Lines of data:
▼▼▼

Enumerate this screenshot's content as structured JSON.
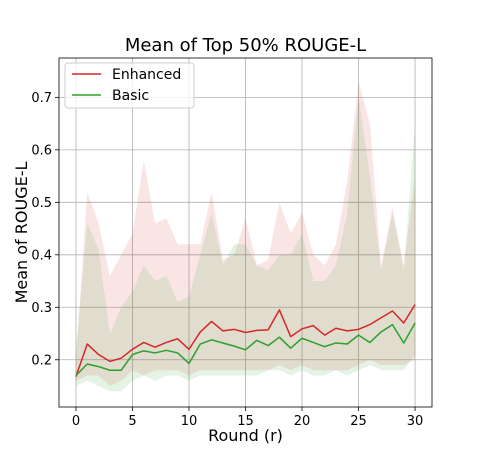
{
  "chart_data": {
    "type": "line",
    "title": "Mean of Top 50% ROUGE-L",
    "xlabel": "Round (r)",
    "ylabel": "Mean of ROUGE-L",
    "xlim": [
      -1.5,
      31.5
    ],
    "ylim": [
      0.11,
      0.775
    ],
    "xticks": [
      0,
      5,
      10,
      15,
      20,
      25,
      30
    ],
    "yticks": [
      0.2,
      0.3,
      0.4,
      0.5,
      0.6,
      0.7
    ],
    "ytick_labels": [
      "0.2",
      "0.3",
      "0.4",
      "0.5",
      "0.6",
      "0.7"
    ],
    "grid": true,
    "legend_position": "upper-left",
    "x": [
      0,
      1,
      2,
      3,
      4,
      5,
      6,
      7,
      8,
      9,
      10,
      11,
      12,
      13,
      14,
      15,
      16,
      17,
      18,
      19,
      20,
      21,
      22,
      23,
      24,
      25,
      26,
      27,
      28,
      29,
      30
    ],
    "series": [
      {
        "name": "Enhanced",
        "color": "#d62728",
        "values": [
          0.168,
          0.23,
          0.21,
          0.197,
          0.203,
          0.22,
          0.233,
          0.224,
          0.233,
          0.24,
          0.22,
          0.253,
          0.273,
          0.255,
          0.258,
          0.252,
          0.256,
          0.257,
          0.295,
          0.244,
          0.259,
          0.265,
          0.247,
          0.26,
          0.255,
          0.258,
          0.267,
          0.28,
          0.293,
          0.27,
          0.305
        ],
        "upper": [
          0.2,
          0.52,
          0.46,
          0.36,
          0.4,
          0.44,
          0.58,
          0.46,
          0.47,
          0.42,
          0.42,
          0.42,
          0.52,
          0.39,
          0.4,
          0.47,
          0.38,
          0.39,
          0.5,
          0.44,
          0.48,
          0.4,
          0.38,
          0.42,
          0.54,
          0.73,
          0.65,
          0.38,
          0.49,
          0.38,
          0.55
        ],
        "lower": [
          0.16,
          0.17,
          0.17,
          0.15,
          0.16,
          0.18,
          0.17,
          0.18,
          0.18,
          0.18,
          0.17,
          0.18,
          0.18,
          0.18,
          0.18,
          0.18,
          0.18,
          0.18,
          0.19,
          0.18,
          0.19,
          0.18,
          0.18,
          0.18,
          0.18,
          0.19,
          0.2,
          0.19,
          0.19,
          0.19,
          0.2
        ]
      },
      {
        "name": "Basic",
        "color": "#2ca02c",
        "values": [
          0.17,
          0.192,
          0.187,
          0.18,
          0.18,
          0.21,
          0.217,
          0.213,
          0.218,
          0.213,
          0.193,
          0.23,
          0.238,
          0.232,
          0.226,
          0.219,
          0.237,
          0.227,
          0.243,
          0.222,
          0.241,
          0.233,
          0.225,
          0.232,
          0.23,
          0.247,
          0.233,
          0.253,
          0.267,
          0.232,
          0.27
        ],
        "upper": [
          0.22,
          0.46,
          0.41,
          0.25,
          0.3,
          0.33,
          0.38,
          0.35,
          0.36,
          0.31,
          0.32,
          0.4,
          0.48,
          0.38,
          0.42,
          0.42,
          0.38,
          0.37,
          0.4,
          0.4,
          0.44,
          0.35,
          0.35,
          0.38,
          0.48,
          0.7,
          0.55,
          0.37,
          0.48,
          0.37,
          0.65
        ],
        "lower": [
          0.15,
          0.16,
          0.15,
          0.14,
          0.14,
          0.16,
          0.17,
          0.16,
          0.17,
          0.17,
          0.16,
          0.17,
          0.17,
          0.17,
          0.17,
          0.17,
          0.17,
          0.18,
          0.18,
          0.17,
          0.18,
          0.17,
          0.17,
          0.18,
          0.17,
          0.18,
          0.19,
          0.18,
          0.18,
          0.18,
          0.21
        ]
      }
    ]
  }
}
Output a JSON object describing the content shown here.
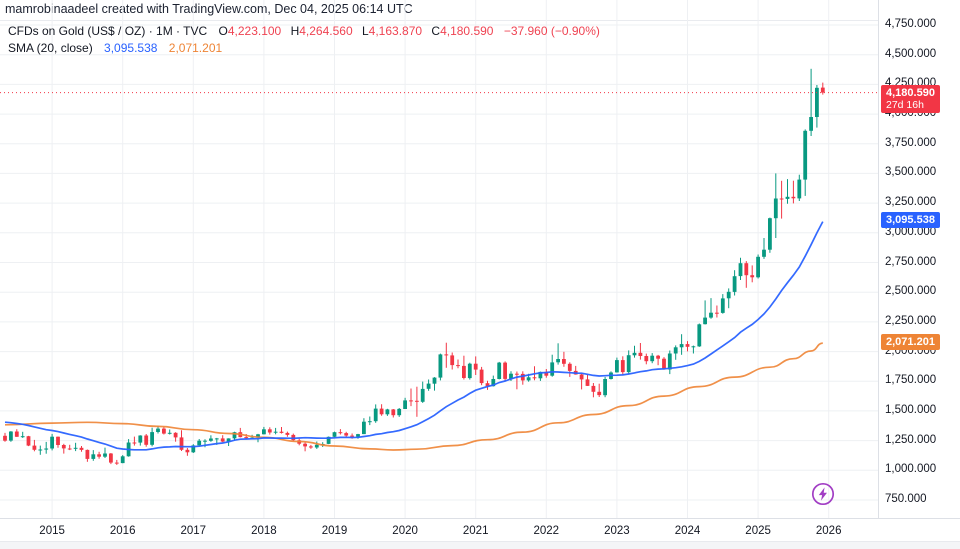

▲▲▲

→ GIVEN TASK
Pictures in the records above are left out; print everything else exactly as written.

→ COMPLETE RESPONSE
Enumerate this screenshot's content as structured JSON.
{
  "chart_data": {
    "type": "line",
    "title": "Mean of Top 50% ROUGE-L",
    "xlabel": "Round (r)",
    "ylabel": "Mean of ROUGE-L",
    "xlim": [
      -1.5,
      31.5
    ],
    "ylim": [
      0.11,
      0.775
    ],
    "xticks": [
      0,
      5,
      10,
      15,
      20,
      25,
      30
    ],
    "yticks": [
      0.2,
      0.3,
      0.4,
      0.5,
      0.6,
      0.7
    ],
    "ytick_labels": [
      "0.2",
      "0.3",
      "0.4",
      "0.5",
      "0.6",
      "0.7"
    ],
    "grid": true,
    "legend_position": "upper-left",
    "x": [
      0,
      1,
      2,
      3,
      4,
      5,
      6,
      7,
      8,
      9,
      10,
      11,
      12,
      13,
      14,
      15,
      16,
      17,
      18,
      19,
      20,
      21,
      22,
      23,
      24,
      25,
      26,
      27,
      28,
      29,
      30
    ],
    "series": [
      {
        "name": "Enhanced",
        "color": "#d62728",
        "values": [
          0.168,
          0.23,
          0.21,
          0.197,
          0.203,
          0.22,
          0.233,
          0.224,
          0.233,
          0.24,
          0.22,
          0.253,
          0.273,
          0.255,
          0.258,
          0.252,
          0.256,
          0.257,
          0.295,
          0.244,
          0.259,
          0.265,
          0.247,
          0.26,
          0.255,
          0.258,
          0.267,
          0.28,
          0.293,
          0.27,
          0.305
        ],
        "upper": [
          0.2,
          0.52,
          0.46,
          0.36,
          0.4,
          0.44,
          0.58,
          0.46,
          0.47,
          0.42,
          0.42,
          0.42,
          0.52,
          0.39,
          0.4,
          0.47,
          0.38,
          0.39,
          0.5,
          0.44,
          0.48,
          0.4,
          0.38,
          0.42,
          0.54,
          0.73,
          0.65,
          0.38,
          0.49,
          0.38,
          0.55
        ],
        "lower": [
          0.16,
          0.17,
          0.17,
          0.15,
          0.16,
          0.18,
          0.17,
          0.18,
          0.18,
          0.18,
          0.17,
          0.18,
          0.18,
          0.18,
          0.18,
          0.18,
          0.18,
          0.18,
          0.19,
          0.18,
          0.19,
          0.18,
          0.18,
          0.18,
          0.18,
          0.19,
          0.2,
          0.19,
          0.19,
          0.19,
          0.2
        ]
      },
      {
        "name": "Basic",
        "color": "#2ca02c",
        "values": [
          0.17,
          0.192,
          0.187,
          0.18,
          0.18,
          0.21,
          0.217,
          0.213,
          0.218,
          0.213,
          0.193,
          0.23,
          0.238,
          0.232,
          0.226,
          0.219,
          0.237,
          0.227,
          0.243,
          0.222,
          0.241,
          0.233,
          0.225,
          0.232,
          0.23,
          0.247,
          0.233,
          0.253,
          0.267,
          0.232,
          0.27
        ],
        "upper": [
          0.22,
          0.46,
          0.41,
          0.25,
          0.3,
          0.33,
          0.38,
          0.35,
          0.36,
          0.31,
          0.32,
          0.4,
          0.48,
          0.38,
          0.42,
          0.42,
          0.38,
          0.37,
          0.4,
          0.4,
          0.44,
          0.35,
          0.35,
          0.38,
          0.48,
          0.7,
          0.55,
          0.37,
          0.48,
          0.37,
          0.65
        ],
        "lower": [
          0.15,
          0.16,
          0.15,
          0.14,
          0.14,
          0.16,
          0.17,
          0.16,
          0.17,
          0.17,
          0.16,
          0.17,
          0.17,
          0.17,
          0.17,
          0.17,
          0.17,
          0.18,
          0.18,
          0.17,
          0.18,
          0.17,
          0.17,
          0.18,
          0.17,
          0.18,
          0.19,
          0.18,
          0.18,
          0.18,
          0.21
        ]
      }
    ]
  }
}
Output a JSON object describing the content shown here.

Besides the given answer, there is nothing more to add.